* _TASK OBJECTIVE_
Go through the material below and copy all lines with "value".

──────────

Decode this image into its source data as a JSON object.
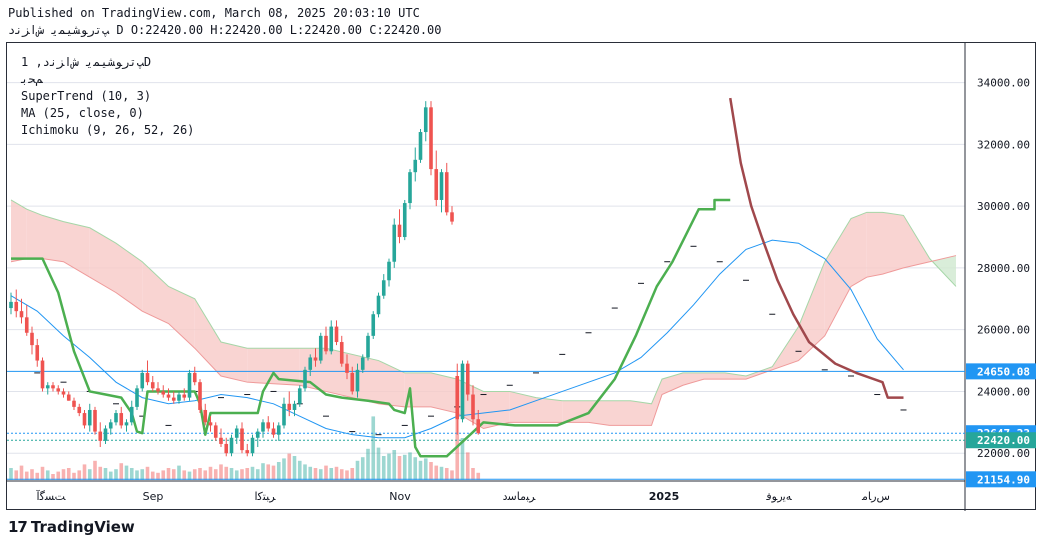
{
  "header": {
    "published": "Published on TradingView.com, March 08, 2025 20:03:10 UTC",
    "ohlc": "ﭗﺗﺭﻮﺸﯿﻤﯾ ﺵﺍﺰﻧﺩ D O:22420.00 H:22420.00 L:22420.00 C:22420.00"
  },
  "legend": {
    "symbol": "ﭗﺗﺭﻮﺸﯿﻤﯾ ﺵﺍﺰﻧﺩ, 1D",
    "exchange": "ﻢﺤﺑ",
    "supertrend": "SuperTrend (10, 3)",
    "ma": "MA (25, close, 0)",
    "ichimoku": "Ichimoku (9, 26, 52, 26)"
  },
  "brand": {
    "logo": "17",
    "name": "TradingView"
  },
  "colors": {
    "up": "#26a69a",
    "down": "#ef5350",
    "supertrend_up": "#4caf50",
    "supertrend_down": "#a0484c",
    "ma": "#2196f3",
    "cloud_bear": "#f8c9c7",
    "cloud_bull": "#cfe9cf",
    "price_line": "#2196f3",
    "grid": "#e0e3eb"
  },
  "chart_data": {
    "type": "candlestick",
    "x_ticks": [
      "ﺖﺴﮔﺁ",
      "Sep",
      "ﺮﺒﺘﮐﺍ",
      "Nov",
      "ﺮﺒﻣﺎﺳﺩ",
      "2025",
      "ﻪﯾﺭﻮﻓ",
      "ﺱﺭﺎﻣ"
    ],
    "y_ticks": [
      22000,
      24000,
      26000,
      28000,
      30000,
      32000,
      34000
    ],
    "y_tick_labels": [
      "22000.00",
      "24000.00",
      "26000.00",
      "28000.00",
      "30000.00",
      "32000.00",
      "34000.00"
    ],
    "ylim": [
      21100,
      34700
    ],
    "price_labels": [
      {
        "value": 24650.08,
        "text": "24650.08",
        "kind": "line"
      },
      {
        "value": 22647.23,
        "text": "22647.23",
        "kind": "level"
      },
      {
        "value": 22420.0,
        "text": "22420.00",
        "kind": "last"
      },
      {
        "value": 21154.9,
        "text": "21154.90",
        "kind": "line"
      }
    ],
    "ohlc": [
      [
        26700,
        27200,
        26500,
        26900
      ],
      [
        26900,
        27300,
        26400,
        26600
      ],
      [
        26600,
        27000,
        26200,
        26400
      ],
      [
        26400,
        26800,
        25800,
        25900
      ],
      [
        25900,
        26100,
        25200,
        25500
      ],
      [
        25500,
        25700,
        24800,
        25000
      ],
      [
        25000,
        25100,
        24000,
        24100
      ],
      [
        24100,
        24300,
        23900,
        24200
      ],
      [
        24200,
        24300,
        24000,
        24100
      ],
      [
        24100,
        24200,
        23900,
        24000
      ],
      [
        24000,
        24100,
        23800,
        23900
      ],
      [
        23900,
        24000,
        23700,
        23700
      ],
      [
        23700,
        23800,
        23400,
        23500
      ],
      [
        23500,
        23600,
        23200,
        23300
      ],
      [
        23300,
        23400,
        22800,
        22900
      ],
      [
        22900,
        23600,
        22700,
        23400
      ],
      [
        23400,
        23500,
        22600,
        22700
      ],
      [
        22700,
        23000,
        22200,
        22400
      ],
      [
        22400,
        22900,
        22300,
        22800
      ],
      [
        22800,
        23100,
        22600,
        23000
      ],
      [
        23000,
        23400,
        22900,
        23300
      ],
      [
        23300,
        23500,
        22800,
        22900
      ],
      [
        22900,
        23100,
        22700,
        23000
      ],
      [
        23000,
        23700,
        22900,
        23500
      ],
      [
        23500,
        24200,
        23400,
        24100
      ],
      [
        24100,
        24700,
        24000,
        24600
      ],
      [
        24600,
        25000,
        24200,
        24300
      ],
      [
        24300,
        24500,
        24000,
        24100
      ],
      [
        24100,
        24300,
        23900,
        24000
      ],
      [
        24000,
        24200,
        23800,
        23900
      ],
      [
        23900,
        24100,
        23700,
        23800
      ],
      [
        23800,
        24000,
        23600,
        23700
      ],
      [
        23700,
        24000,
        23600,
        23900
      ],
      [
        23900,
        24100,
        23700,
        23800
      ],
      [
        23800,
        24700,
        23700,
        24600
      ],
      [
        24600,
        24800,
        24200,
        24300
      ],
      [
        24300,
        24400,
        23300,
        23400
      ],
      [
        23400,
        23600,
        22900,
        23000
      ],
      [
        23000,
        23200,
        22700,
        22900
      ],
      [
        22900,
        23000,
        22400,
        22500
      ],
      [
        22500,
        22800,
        22200,
        22300
      ],
      [
        22300,
        22500,
        21900,
        22000
      ],
      [
        22000,
        22600,
        21900,
        22500
      ],
      [
        22500,
        22900,
        22300,
        22800
      ],
      [
        22800,
        23000,
        22000,
        22100
      ],
      [
        22100,
        22300,
        21900,
        22000
      ],
      [
        22000,
        22600,
        21900,
        22500
      ],
      [
        22500,
        22800,
        22200,
        22700
      ],
      [
        22700,
        23100,
        22500,
        23000
      ],
      [
        23000,
        23200,
        22700,
        22800
      ],
      [
        22800,
        23000,
        22500,
        22600
      ],
      [
        22600,
        23000,
        22400,
        22900
      ],
      [
        22900,
        23800,
        22800,
        23600
      ],
      [
        23600,
        24000,
        23200,
        23400
      ],
      [
        23400,
        23700,
        23200,
        23600
      ],
      [
        23600,
        24200,
        23500,
        24100
      ],
      [
        24100,
        24800,
        24000,
        24700
      ],
      [
        24700,
        25200,
        24500,
        25100
      ],
      [
        25100,
        25400,
        24800,
        25000
      ],
      [
        25000,
        25900,
        24900,
        25800
      ],
      [
        25800,
        26100,
        25200,
        25300
      ],
      [
        25300,
        26300,
        25200,
        26100
      ],
      [
        26100,
        26300,
        25500,
        25600
      ],
      [
        25600,
        25800,
        24800,
        24900
      ],
      [
        24900,
        25200,
        24400,
        24600
      ],
      [
        24600,
        24800,
        23900,
        24000
      ],
      [
        24000,
        24900,
        23800,
        24700
      ],
      [
        24700,
        25200,
        24600,
        25100
      ],
      [
        25100,
        25900,
        25000,
        25800
      ],
      [
        25800,
        26600,
        25700,
        26500
      ],
      [
        26500,
        27200,
        26400,
        27100
      ],
      [
        27100,
        27800,
        27000,
        27600
      ],
      [
        27600,
        28300,
        27400,
        28200
      ],
      [
        28200,
        29600,
        28000,
        29400
      ],
      [
        29400,
        29900,
        28800,
        29000
      ],
      [
        29000,
        30200,
        28900,
        30100
      ],
      [
        30100,
        31200,
        29900,
        31100
      ],
      [
        31100,
        31900,
        30800,
        31500
      ],
      [
        31500,
        32500,
        31400,
        32400
      ],
      [
        32400,
        33400,
        32100,
        33200
      ],
      [
        33200,
        33400,
        31000,
        31200
      ],
      [
        31200,
        31800,
        30000,
        30200
      ],
      [
        30200,
        31200,
        29800,
        31100
      ],
      [
        31100,
        31400,
        29700,
        29800
      ],
      [
        29800,
        30000,
        29400,
        29500
      ],
      [
        24500,
        24900,
        22600,
        23100
      ],
      [
        23100,
        25000,
        23000,
        24900
      ],
      [
        24900,
        25000,
        23700,
        23900
      ],
      [
        23900,
        24200,
        22900,
        23100
      ],
      [
        23100,
        23400,
        22600,
        22647
      ]
    ],
    "volume": [
      1,
      0.8,
      1.2,
      0.7,
      0.9,
      0.6,
      1.1,
      0.8,
      0.5,
      0.7,
      0.9,
      1.0,
      0.6,
      0.8,
      1.3,
      0.9,
      1.6,
      1.1,
      1.0,
      0.7,
      0.9,
      1.4,
      1.2,
      1.0,
      0.8,
      0.9,
      1.1,
      0.7,
      0.6,
      0.8,
      1.0,
      0.9,
      1.2,
      0.8,
      0.7,
      0.9,
      1.0,
      0.8,
      1.1,
      0.9,
      1.3,
      1.1,
      1.0,
      0.8,
      0.9,
      1.0,
      1.1,
      0.9,
      1.4,
      1.3,
      1.2,
      1.5,
      1.8,
      2.2,
      2.0,
      1.6,
      1.3,
      1.1,
      1.0,
      0.9,
      1.2,
      1.0,
      1.1,
      0.9,
      0.8,
      1.0,
      1.6,
      1.9,
      2.6,
      5.3,
      2.7,
      2.0,
      2.2,
      2.5,
      2.0,
      2.1,
      2.3,
      1.9,
      1.6,
      1.8,
      1.5,
      1.2,
      1.1,
      1.0,
      0.8,
      7.0,
      3.5,
      2.3,
      1.0,
      0.6
    ],
    "supertrend": [
      [
        0,
        28300
      ],
      [
        6,
        28300
      ],
      [
        9,
        27200
      ],
      [
        12,
        25300
      ],
      [
        15,
        24000
      ],
      [
        18,
        23900
      ],
      [
        21,
        23800
      ],
      [
        23,
        23300
      ],
      [
        24,
        22700
      ],
      [
        25,
        22650
      ],
      [
        26,
        24000
      ],
      [
        35,
        24000
      ],
      [
        36,
        23600
      ],
      [
        37,
        22600
      ],
      [
        38,
        23300
      ],
      [
        47,
        23300
      ],
      [
        48,
        24000
      ],
      [
        50,
        24600
      ],
      [
        51,
        24400
      ],
      [
        57,
        24300
      ],
      [
        60,
        23900
      ],
      [
        63,
        23800
      ],
      [
        68,
        23700
      ],
      [
        72,
        23600
      ],
      [
        73,
        23400
      ],
      [
        75,
        23300
      ],
      [
        76,
        24100
      ],
      [
        77,
        22200
      ],
      [
        78,
        21900
      ],
      [
        83,
        21900
      ],
      [
        90,
        23000
      ],
      [
        96,
        22900
      ],
      [
        104,
        22900
      ],
      [
        110,
        23300
      ],
      [
        115,
        24400
      ],
      [
        119,
        25800
      ],
      [
        123,
        27400
      ],
      [
        126,
        28200
      ],
      [
        131,
        29900
      ],
      [
        134,
        29900
      ],
      [
        134,
        30200
      ],
      [
        137,
        30200
      ]
    ],
    "supertrend_b": [
      [
        137,
        33500
      ],
      [
        139,
        31400
      ],
      [
        141,
        30000
      ],
      [
        143,
        29000
      ],
      [
        146,
        27600
      ],
      [
        149,
        26500
      ],
      [
        152,
        25600
      ],
      [
        157,
        24900
      ],
      [
        161,
        24600
      ],
      [
        166,
        24300
      ],
      [
        167,
        23800
      ],
      [
        170,
        23800
      ]
    ],
    "ma": [
      [
        0,
        27100
      ],
      [
        5,
        26600
      ],
      [
        10,
        25800
      ],
      [
        15,
        25100
      ],
      [
        20,
        24300
      ],
      [
        25,
        23800
      ],
      [
        30,
        23600
      ],
      [
        35,
        23700
      ],
      [
        40,
        23900
      ],
      [
        45,
        23800
      ],
      [
        50,
        23600
      ],
      [
        55,
        23200
      ],
      [
        60,
        22800
      ],
      [
        65,
        22600
      ],
      [
        70,
        22500
      ],
      [
        75,
        22500
      ],
      [
        80,
        22800
      ],
      [
        85,
        23200
      ],
      [
        90,
        23300
      ],
      [
        95,
        23400
      ],
      [
        100,
        23700
      ],
      [
        105,
        24000
      ],
      [
        110,
        24300
      ],
      [
        115,
        24600
      ],
      [
        120,
        25100
      ],
      [
        125,
        25900
      ],
      [
        130,
        26800
      ],
      [
        135,
        27800
      ],
      [
        140,
        28600
      ],
      [
        145,
        28900
      ],
      [
        150,
        28800
      ],
      [
        155,
        28300
      ],
      [
        160,
        27300
      ],
      [
        165,
        25700
      ],
      [
        170,
        24700
      ]
    ],
    "cloud": [
      [
        0,
        30200,
        28200
      ],
      [
        3,
        29900,
        28300
      ],
      [
        6,
        29700,
        28300
      ],
      [
        10,
        29500,
        28200
      ],
      [
        15,
        29300,
        27700
      ],
      [
        20,
        28800,
        27200
      ],
      [
        25,
        28200,
        26600
      ],
      [
        30,
        27400,
        26200
      ],
      [
        35,
        27000,
        25400
      ],
      [
        40,
        25600,
        24500
      ],
      [
        45,
        25400,
        24300
      ],
      [
        55,
        25400,
        24200
      ],
      [
        60,
        25400,
        24000
      ],
      [
        70,
        25000,
        23600
      ],
      [
        75,
        24600,
        23500
      ],
      [
        80,
        24600,
        23500
      ],
      [
        85,
        24400,
        23300
      ],
      [
        90,
        24000,
        22800
      ],
      [
        95,
        24000,
        23000
      ],
      [
        100,
        23800,
        23000
      ],
      [
        105,
        23700,
        23000
      ],
      [
        110,
        23700,
        23000
      ],
      [
        114,
        23700,
        22900
      ],
      [
        118,
        23700,
        22900
      ],
      [
        122,
        23600,
        22900
      ],
      [
        124,
        24400,
        23900
      ],
      [
        128,
        24600,
        24200
      ],
      [
        132,
        24600,
        24400
      ],
      [
        136,
        24600,
        24400
      ],
      [
        140,
        24500,
        24400
      ],
      [
        145,
        24800,
        24700
      ],
      [
        150,
        26100,
        25000
      ],
      [
        155,
        28200,
        25800
      ],
      [
        160,
        29600,
        27400
      ],
      [
        163,
        29800,
        27700
      ],
      [
        166,
        29800,
        27800
      ],
      [
        170,
        29700,
        28000
      ],
      [
        175,
        28300,
        28200
      ],
      [
        180,
        27400,
        28400
      ]
    ],
    "kijun_dots": [
      [
        5,
        24600
      ],
      [
        10,
        24300
      ],
      [
        15,
        24000
      ],
      [
        20,
        23600
      ],
      [
        25,
        23200
      ],
      [
        30,
        22900
      ],
      [
        35,
        24000
      ],
      [
        40,
        23800
      ],
      [
        45,
        23900
      ],
      [
        50,
        24000
      ],
      [
        55,
        23600
      ],
      [
        60,
        23200
      ],
      [
        65,
        22700
      ],
      [
        70,
        22600
      ],
      [
        75,
        22900
      ],
      [
        80,
        23200
      ],
      [
        85,
        23500
      ],
      [
        90,
        23900
      ],
      [
        95,
        24200
      ],
      [
        100,
        24600
      ],
      [
        105,
        25200
      ],
      [
        110,
        25900
      ],
      [
        115,
        26700
      ],
      [
        120,
        27500
      ],
      [
        125,
        28200
      ],
      [
        130,
        28700
      ],
      [
        135,
        28200
      ],
      [
        140,
        27600
      ],
      [
        145,
        26500
      ],
      [
        150,
        25300
      ],
      [
        155,
        24700
      ],
      [
        160,
        24500
      ],
      [
        165,
        23900
      ],
      [
        170,
        23400
      ]
    ]
  }
}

──────────

* _RESULT FOR THIS TASK_
        "value": 24650.08,
        "value": 22647.23,
        "value": 22420.0,
        "value": 21154.9,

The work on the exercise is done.